Task requirements |
Leave out the pictures and transcribe everything else exactly.

[Collected data entries]
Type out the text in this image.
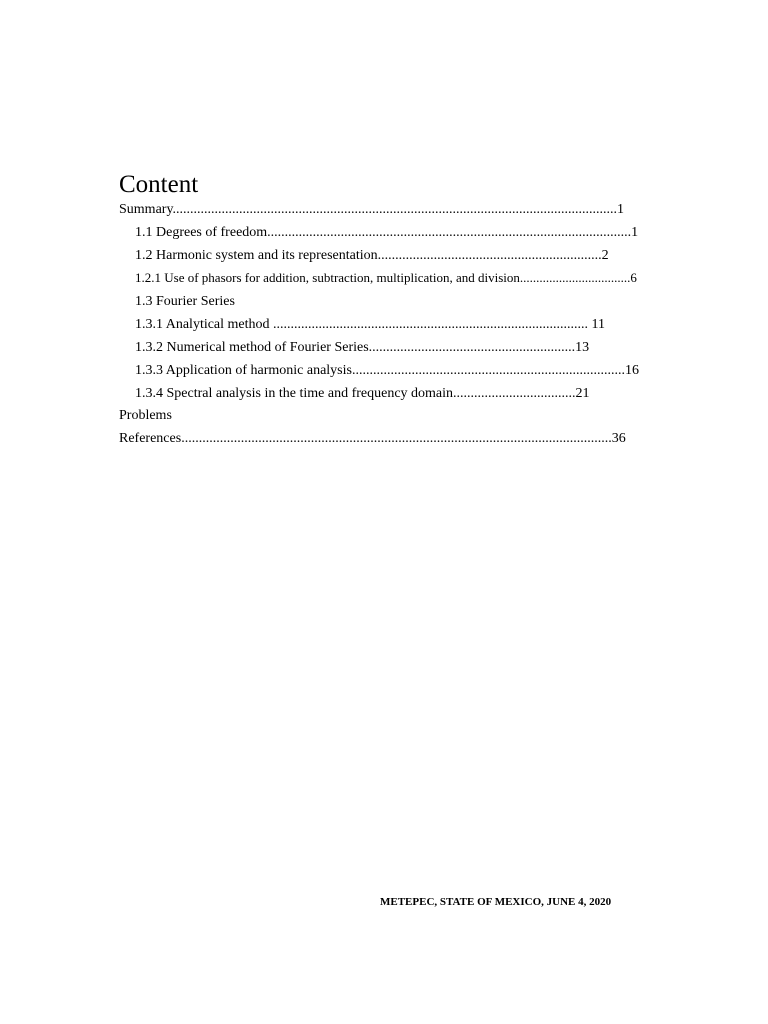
Content
Summary...............................................................................................................................1
1.1 Degrees of freedom........................................................................................................1
1.2 Harmonic system and its representation................................................................2
1.2.1 Use of phasors for addition, subtraction, multiplication, and division..................................6
1.3 Fourier Series
1.3.1 Analytical method .......................................................................................... 11
1.3.2 Numerical method of Fourier Series...........................................................13
1.3.3 Application of harmonic analysis..............................................................................16
1.3.4 Spectral analysis in the time and frequency domain...................................21
Problems
References...........................................................................................................................36
METEPEC, STATE OF MEXICO, JUNE 4, 2020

Reply to the task |
Type out the text in this image.
Content
Summary...............................................................................................................................1
1.1 Degrees of freedom........................................................................................................1
1.2 Harmonic system and its representation................................................................2
1.2.1 Use of phasors for addition, subtraction, multiplication, and division..................................6
1.3 Fourier Series
1.3.1 Analytical method .......................................................................................... 11
1.3.2 Numerical method of Fourier Series...........................................................13
1.3.3 Application of harmonic analysis..............................................................................16
1.3.4 Spectral analysis in the time and frequency domain...................................21
Problems
References...........................................................................................................................36
METEPEC, STATE OF MEXICO, JUNE 4, 2020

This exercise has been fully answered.